The exercise
Don't copy the pictures; return every other part of the records exactly.
---- Data for processing
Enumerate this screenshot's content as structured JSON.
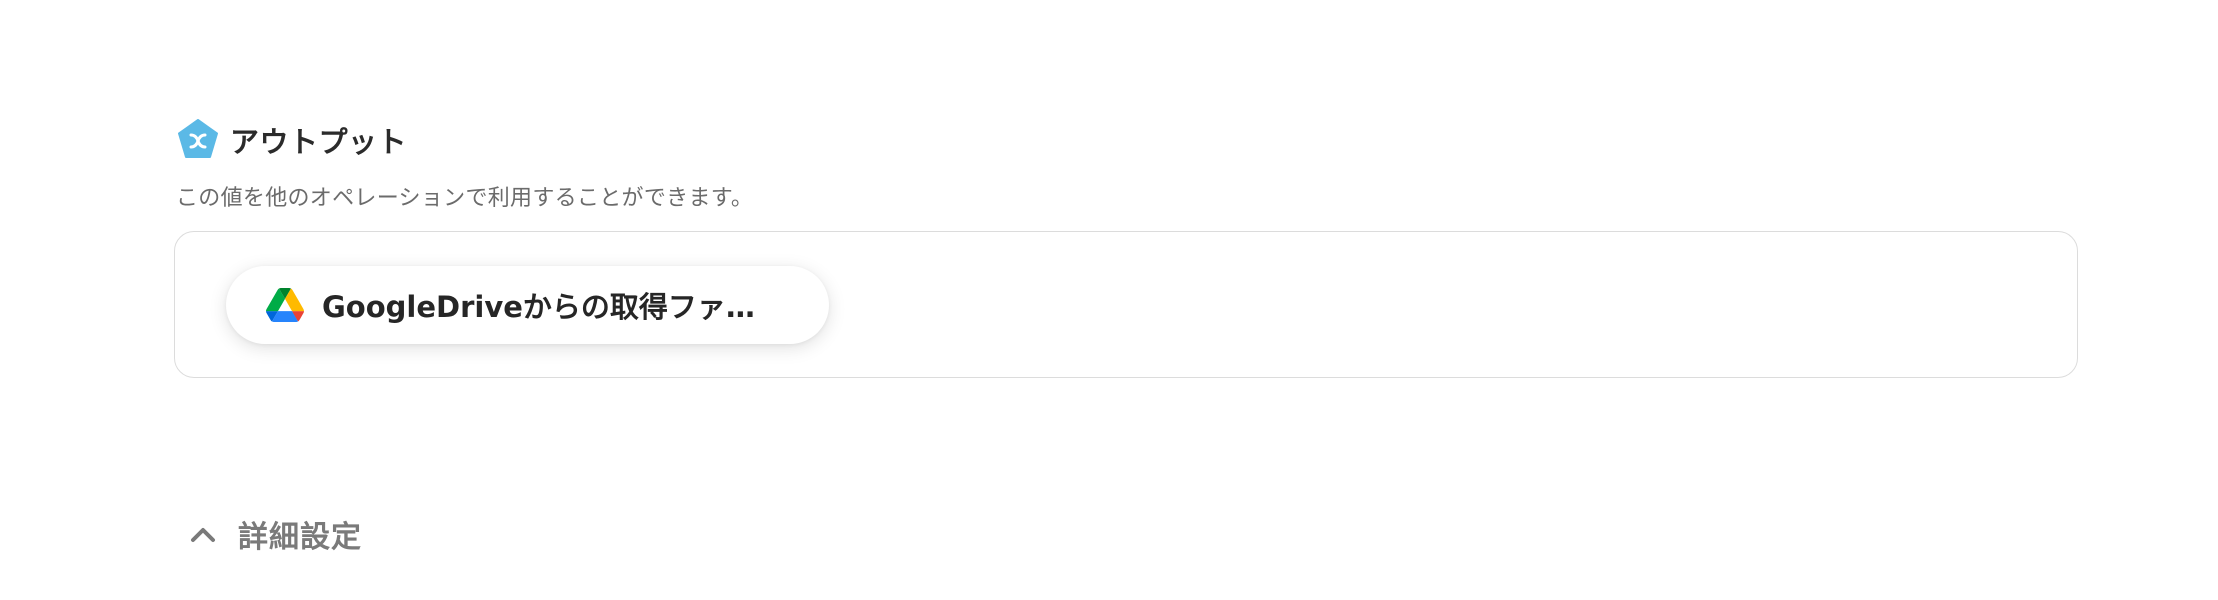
{
  "output": {
    "icon": "yoom-pentagon-icon",
    "icon_color": "#5bb9e6",
    "title": "アウトプット",
    "description": "この値を他のオペレーションで利用することができます。",
    "chips": [
      {
        "icon": "google-drive-icon",
        "label": "GoogleDriveからの取得ファ…"
      }
    ]
  },
  "advanced_settings": {
    "icon": "chevron-up-icon",
    "label": "詳細設定"
  }
}
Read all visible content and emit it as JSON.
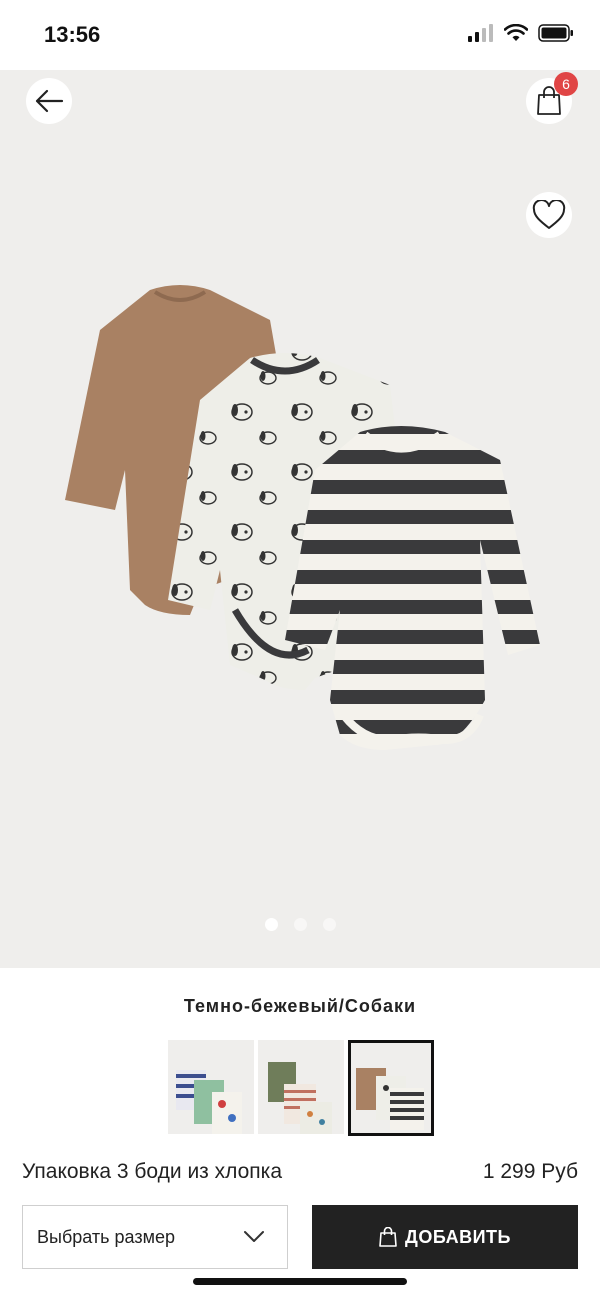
{
  "status": {
    "time": "13:56"
  },
  "header": {
    "bag_count": "6"
  },
  "hero": {
    "slides": 3,
    "active_slide": 1
  },
  "product": {
    "color_name": "Темно-бежевый/Собаки",
    "title": "Упаковка 3 боди из хлопка",
    "price": "1 299 Руб",
    "swatches": [
      "stripes-green-cars",
      "green-stripes-pattern",
      "beige-dogs-stripes"
    ],
    "selected_swatch": 2
  },
  "actions": {
    "size_label": "Выбрать размер",
    "add_label": "ДОБАВИТЬ"
  },
  "colors": {
    "badge": "#e04545",
    "hero_bg": "#efeeec",
    "button_bg": "#222222"
  }
}
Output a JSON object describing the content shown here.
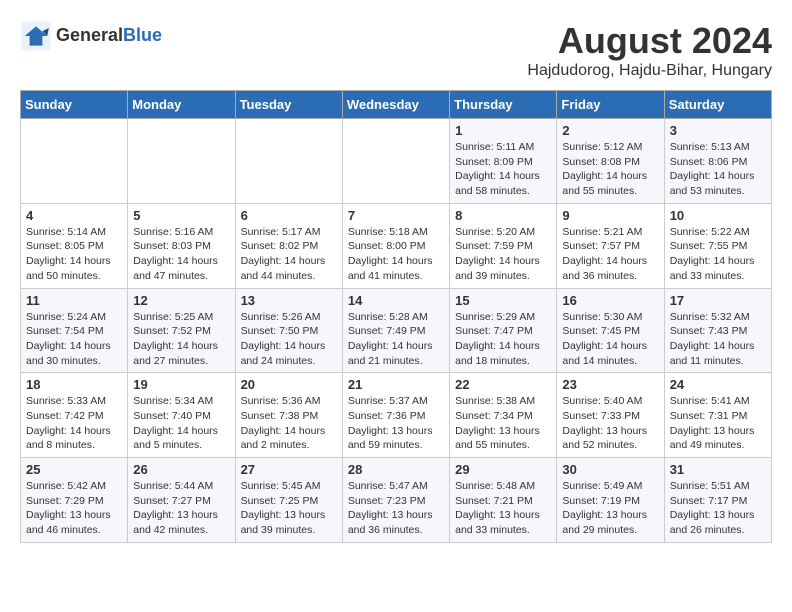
--------
Finished answer
Enumerate this screenshot's content as structured JSON.
{
  "output": {
    "icon": "yoom-pentagon-icon",
    "icon_color": "#5bb9e6",
    "title": "アウトプット",
    "description": "この値を他のオペレーションで利用することができます。",
    "chips": [
      {
        "icon": "google-drive-icon",
        "label": "GoogleDriveからの取得ファ…"
      }
    ]
  },
  "advanced_settings": {
    "icon": "chevron-up-icon",
    "label": "詳細設定"
  }
}
Read all visible content and emit it as JSON.
{
  "status": {
    "time": "13:56"
  },
  "header": {
    "bag_count": "6"
  },
  "hero": {
    "slides": 3,
    "active_slide": 1
  },
  "product": {
    "color_name": "Темно-бежевый/Собаки",
    "title": "Упаковка 3 боди из хлопка",
    "price": "1 299 Руб",
    "swatches": [
      "stripes-green-cars",
      "green-stripes-pattern",
      "beige-dogs-stripes"
    ],
    "selected_swatch": 2
  },
  "actions": {
    "size_label": "Выбрать размер",
    "add_label": "ДОБАВИТЬ"
  },
  "colors": {
    "badge": "#e04545",
    "hero_bg": "#efeeec",
    "button_bg": "#222222"
  }
}
Output a JSON object describing the content shown here.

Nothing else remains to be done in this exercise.